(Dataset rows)
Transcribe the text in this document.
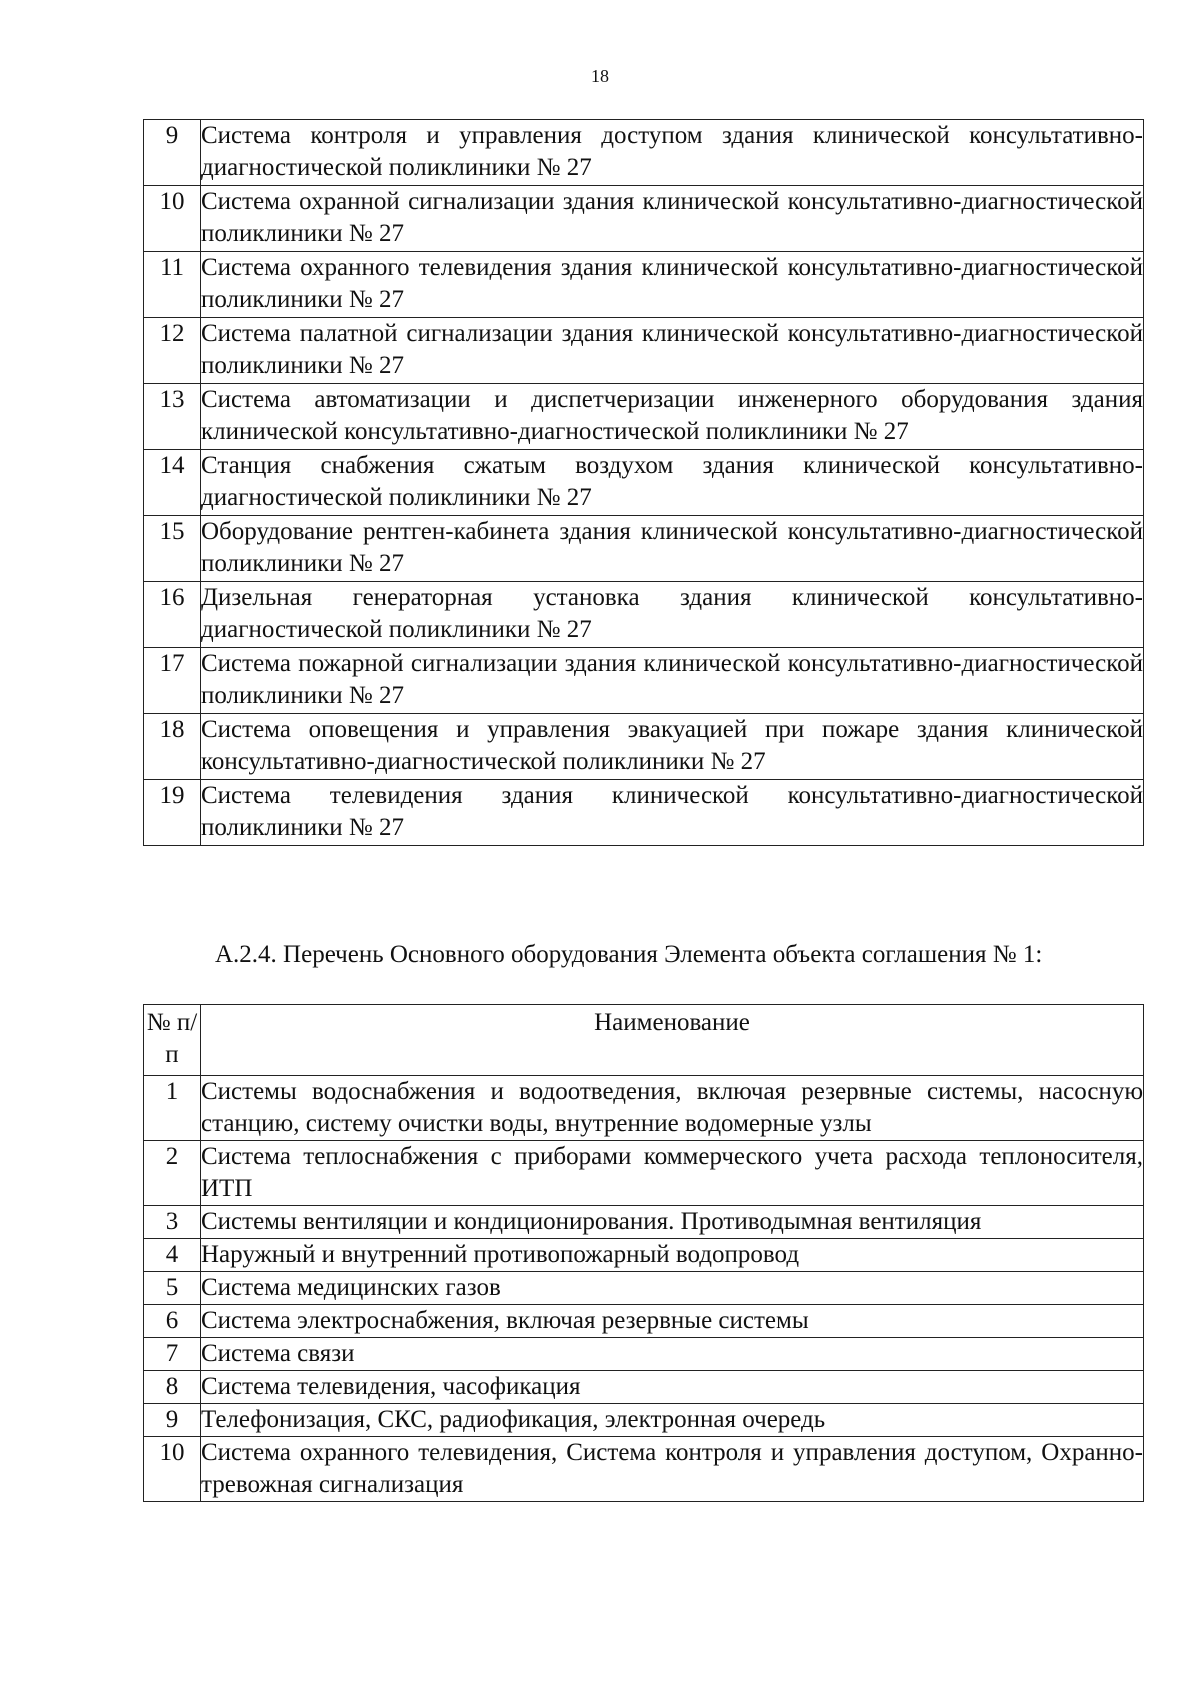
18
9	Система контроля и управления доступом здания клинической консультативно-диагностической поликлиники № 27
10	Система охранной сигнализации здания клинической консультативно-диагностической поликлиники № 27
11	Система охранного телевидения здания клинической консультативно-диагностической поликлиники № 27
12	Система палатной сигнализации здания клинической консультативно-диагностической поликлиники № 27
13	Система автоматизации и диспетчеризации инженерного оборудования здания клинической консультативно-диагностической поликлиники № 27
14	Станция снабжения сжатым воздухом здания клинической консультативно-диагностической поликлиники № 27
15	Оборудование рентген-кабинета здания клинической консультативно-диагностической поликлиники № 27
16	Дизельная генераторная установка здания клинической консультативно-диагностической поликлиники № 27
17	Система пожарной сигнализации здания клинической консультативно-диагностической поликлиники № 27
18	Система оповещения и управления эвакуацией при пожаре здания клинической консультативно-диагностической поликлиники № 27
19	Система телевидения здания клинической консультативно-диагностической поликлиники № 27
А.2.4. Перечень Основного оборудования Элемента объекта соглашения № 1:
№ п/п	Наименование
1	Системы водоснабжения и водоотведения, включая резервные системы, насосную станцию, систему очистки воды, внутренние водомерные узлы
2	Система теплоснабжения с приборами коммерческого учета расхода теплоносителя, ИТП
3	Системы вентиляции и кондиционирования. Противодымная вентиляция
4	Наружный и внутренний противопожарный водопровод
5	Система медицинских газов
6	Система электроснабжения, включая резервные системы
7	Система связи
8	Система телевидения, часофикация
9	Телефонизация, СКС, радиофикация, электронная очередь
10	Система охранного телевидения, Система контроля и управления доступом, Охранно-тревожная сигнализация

==

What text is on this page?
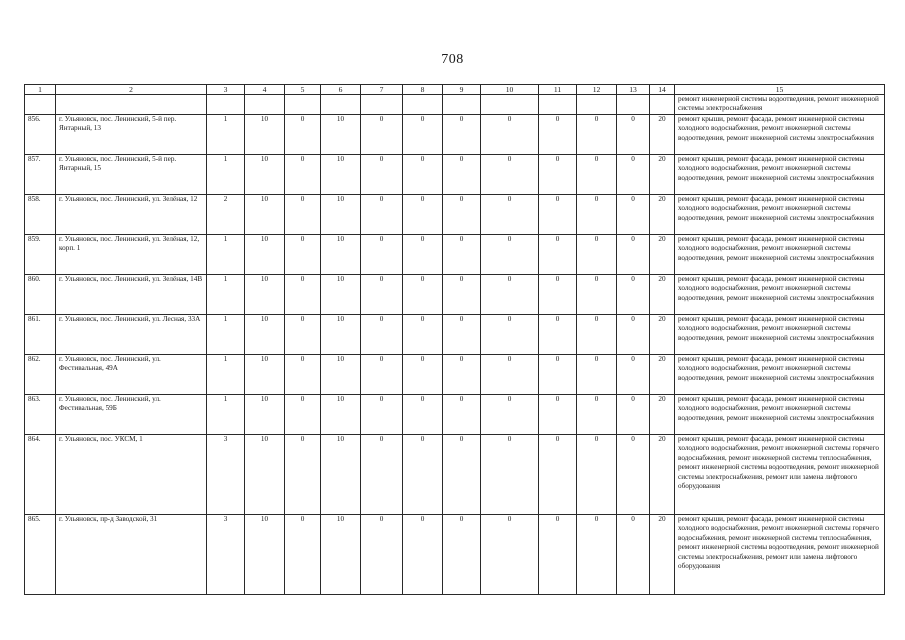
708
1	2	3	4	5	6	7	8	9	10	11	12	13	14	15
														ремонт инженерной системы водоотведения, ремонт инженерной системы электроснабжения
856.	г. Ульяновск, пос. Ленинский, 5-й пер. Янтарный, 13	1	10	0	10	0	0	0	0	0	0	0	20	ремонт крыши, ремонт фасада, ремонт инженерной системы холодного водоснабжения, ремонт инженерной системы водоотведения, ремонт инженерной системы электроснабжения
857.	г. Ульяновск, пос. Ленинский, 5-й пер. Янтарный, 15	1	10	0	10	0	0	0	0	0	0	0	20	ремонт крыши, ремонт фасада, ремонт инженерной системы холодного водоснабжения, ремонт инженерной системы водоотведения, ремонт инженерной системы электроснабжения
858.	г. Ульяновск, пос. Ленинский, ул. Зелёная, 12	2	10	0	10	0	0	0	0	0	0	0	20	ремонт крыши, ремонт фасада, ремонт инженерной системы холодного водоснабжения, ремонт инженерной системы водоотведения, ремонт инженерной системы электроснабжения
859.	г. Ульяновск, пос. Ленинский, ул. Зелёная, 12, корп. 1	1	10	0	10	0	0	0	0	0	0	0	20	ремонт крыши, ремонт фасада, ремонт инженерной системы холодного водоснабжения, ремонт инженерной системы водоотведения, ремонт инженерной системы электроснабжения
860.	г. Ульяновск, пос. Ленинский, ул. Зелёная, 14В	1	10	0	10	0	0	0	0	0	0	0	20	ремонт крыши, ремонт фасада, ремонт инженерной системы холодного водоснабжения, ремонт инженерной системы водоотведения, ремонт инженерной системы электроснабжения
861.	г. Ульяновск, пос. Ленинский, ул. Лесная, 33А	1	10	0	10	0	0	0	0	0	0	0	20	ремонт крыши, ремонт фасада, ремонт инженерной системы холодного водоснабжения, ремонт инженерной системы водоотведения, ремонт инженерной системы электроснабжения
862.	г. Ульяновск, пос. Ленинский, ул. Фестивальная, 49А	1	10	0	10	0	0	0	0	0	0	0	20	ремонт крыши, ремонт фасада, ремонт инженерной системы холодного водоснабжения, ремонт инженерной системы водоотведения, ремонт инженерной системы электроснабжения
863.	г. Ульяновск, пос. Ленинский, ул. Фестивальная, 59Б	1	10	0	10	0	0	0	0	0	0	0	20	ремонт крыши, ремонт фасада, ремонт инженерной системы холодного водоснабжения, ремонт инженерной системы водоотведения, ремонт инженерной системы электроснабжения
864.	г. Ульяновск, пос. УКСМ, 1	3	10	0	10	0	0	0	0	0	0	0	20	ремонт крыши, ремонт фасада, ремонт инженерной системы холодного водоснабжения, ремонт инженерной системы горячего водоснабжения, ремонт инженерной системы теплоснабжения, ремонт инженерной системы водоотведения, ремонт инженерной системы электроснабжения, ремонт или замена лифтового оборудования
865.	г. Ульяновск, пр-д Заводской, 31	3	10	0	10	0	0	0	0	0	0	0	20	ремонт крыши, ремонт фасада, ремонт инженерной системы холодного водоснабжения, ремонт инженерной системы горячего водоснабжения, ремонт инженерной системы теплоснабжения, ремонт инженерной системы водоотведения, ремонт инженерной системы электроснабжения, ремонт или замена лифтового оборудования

WHAT THE TASK REQUIRES - Give every line of the material that includes the string "доступом".

FULL ANSWER -
9	Система контроля и управления доступом здания клинической консультативно-диагностической поликлиники № 27
10	Система охранного телевидения, Система контроля и управления доступом, Охранно-тревожная сигнализация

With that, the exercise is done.